▶ Task to complete: Scan the lines below for the word "nature". Copy each line you find it in.

▶ Entries:
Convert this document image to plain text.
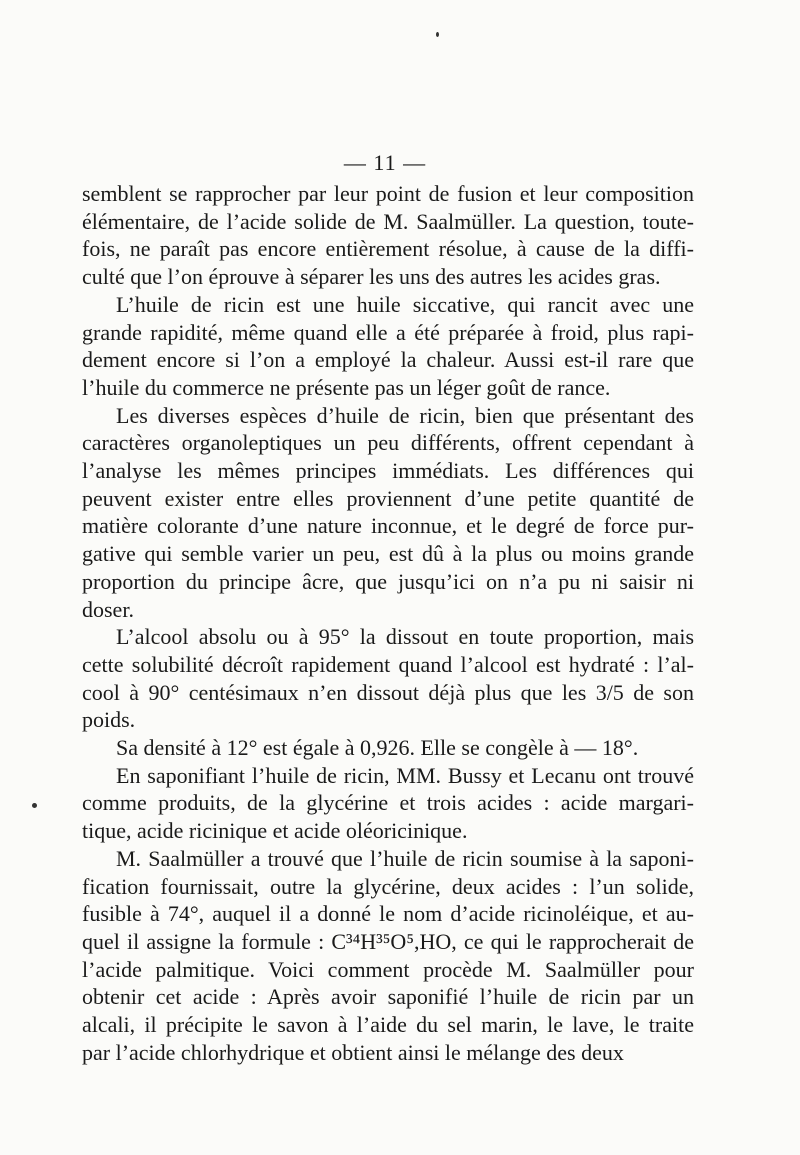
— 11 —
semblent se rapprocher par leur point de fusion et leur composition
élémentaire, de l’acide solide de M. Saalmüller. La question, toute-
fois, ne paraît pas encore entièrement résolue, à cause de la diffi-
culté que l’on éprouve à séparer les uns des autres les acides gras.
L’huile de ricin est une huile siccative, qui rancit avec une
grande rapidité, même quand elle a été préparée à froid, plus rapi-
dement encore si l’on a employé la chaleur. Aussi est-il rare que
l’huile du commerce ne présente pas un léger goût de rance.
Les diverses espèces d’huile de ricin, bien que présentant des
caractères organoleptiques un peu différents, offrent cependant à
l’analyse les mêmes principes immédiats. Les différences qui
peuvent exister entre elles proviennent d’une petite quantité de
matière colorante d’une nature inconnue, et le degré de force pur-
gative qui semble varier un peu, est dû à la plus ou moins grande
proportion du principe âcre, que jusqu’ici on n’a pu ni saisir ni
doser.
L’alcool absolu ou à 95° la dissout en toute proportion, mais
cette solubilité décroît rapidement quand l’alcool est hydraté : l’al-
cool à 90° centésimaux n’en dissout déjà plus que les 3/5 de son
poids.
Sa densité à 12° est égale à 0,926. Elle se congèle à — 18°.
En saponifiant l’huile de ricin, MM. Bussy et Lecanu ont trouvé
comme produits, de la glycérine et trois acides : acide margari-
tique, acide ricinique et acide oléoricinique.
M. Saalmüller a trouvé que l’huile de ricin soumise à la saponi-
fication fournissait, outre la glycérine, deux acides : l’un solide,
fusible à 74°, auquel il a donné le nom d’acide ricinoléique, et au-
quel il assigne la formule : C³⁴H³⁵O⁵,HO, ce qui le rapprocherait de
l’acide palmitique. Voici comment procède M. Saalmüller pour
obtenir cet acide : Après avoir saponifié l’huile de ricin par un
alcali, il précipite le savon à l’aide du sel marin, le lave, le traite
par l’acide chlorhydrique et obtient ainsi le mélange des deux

---

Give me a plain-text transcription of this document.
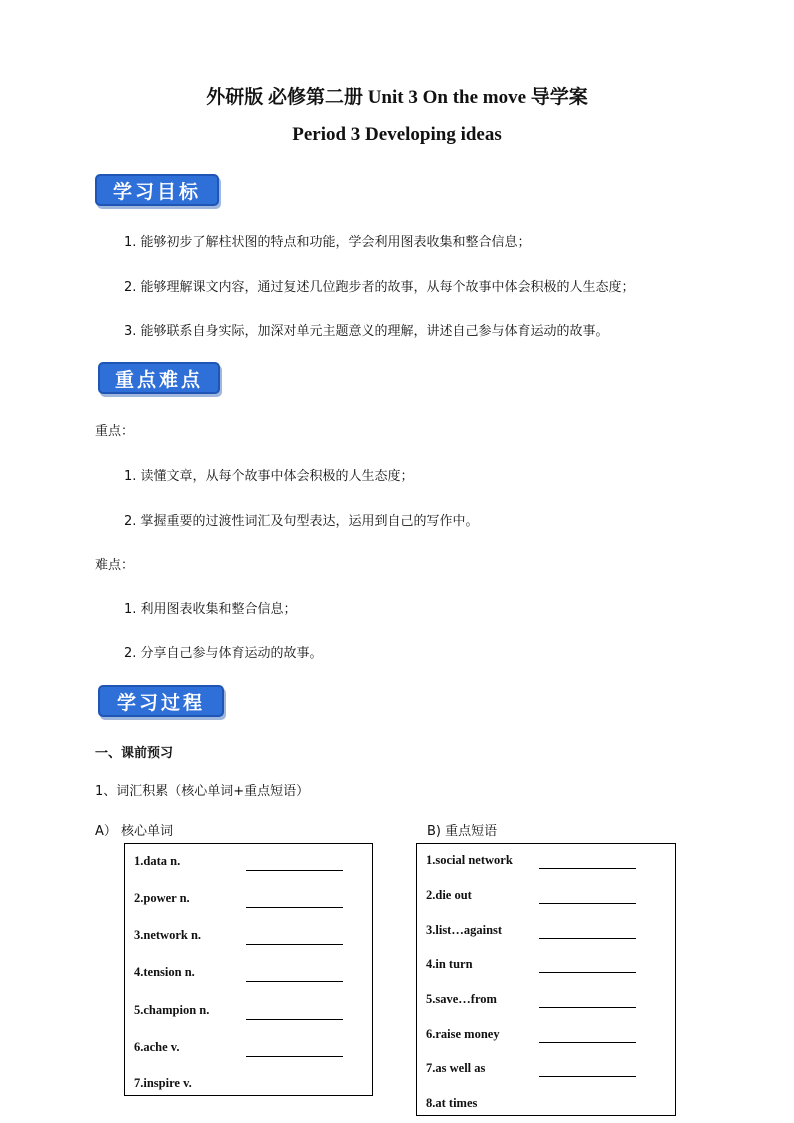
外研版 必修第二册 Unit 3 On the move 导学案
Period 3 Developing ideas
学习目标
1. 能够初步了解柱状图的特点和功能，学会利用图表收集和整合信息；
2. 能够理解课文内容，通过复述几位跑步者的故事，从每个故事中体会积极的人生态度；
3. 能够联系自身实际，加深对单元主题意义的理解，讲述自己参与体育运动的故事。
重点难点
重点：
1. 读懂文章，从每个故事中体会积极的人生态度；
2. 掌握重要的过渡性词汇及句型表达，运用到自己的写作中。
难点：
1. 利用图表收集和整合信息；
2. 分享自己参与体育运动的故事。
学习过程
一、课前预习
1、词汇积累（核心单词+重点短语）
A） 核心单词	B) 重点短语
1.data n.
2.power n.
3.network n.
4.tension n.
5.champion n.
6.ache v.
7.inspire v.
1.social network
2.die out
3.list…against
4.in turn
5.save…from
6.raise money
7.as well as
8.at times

==

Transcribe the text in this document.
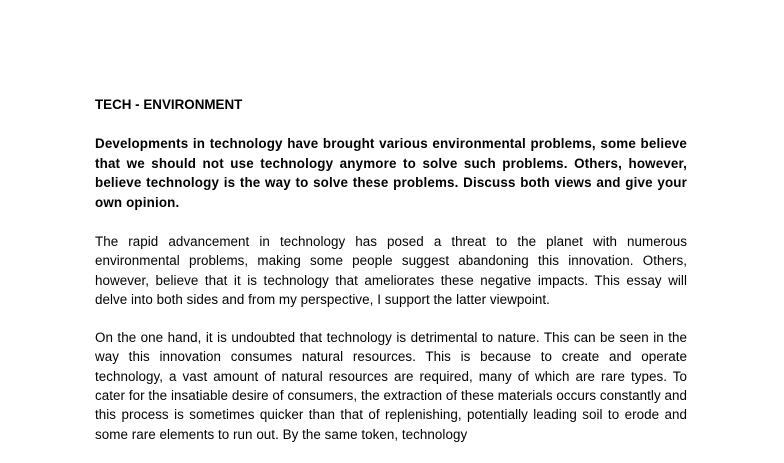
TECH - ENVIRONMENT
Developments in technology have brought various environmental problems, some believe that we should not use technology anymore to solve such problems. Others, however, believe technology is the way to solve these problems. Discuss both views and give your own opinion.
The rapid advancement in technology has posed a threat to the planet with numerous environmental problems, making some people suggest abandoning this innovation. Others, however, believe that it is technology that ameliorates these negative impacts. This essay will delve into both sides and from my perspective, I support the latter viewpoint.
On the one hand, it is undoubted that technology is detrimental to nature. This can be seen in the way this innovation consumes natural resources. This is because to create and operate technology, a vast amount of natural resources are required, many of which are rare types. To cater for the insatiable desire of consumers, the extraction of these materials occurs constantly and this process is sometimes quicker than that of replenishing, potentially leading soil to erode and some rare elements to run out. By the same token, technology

▶ Expected answer:
matière colorante d’une nature inconnue, et le degré de force pur-
On the one hand, it is undoubted that technology is detrimental to nature. This can be seen in the way this innovation consumes natural resources. This is because to create and operate technology, a vast amount of natural resources are required, many of which are rare types. To cater for the insatiable desire of consumers, the extraction of these materials occurs constantly and this process is sometimes quicker than that of replenishing, potentially leading soil to erode and some rare elements to run out. By the same token, technology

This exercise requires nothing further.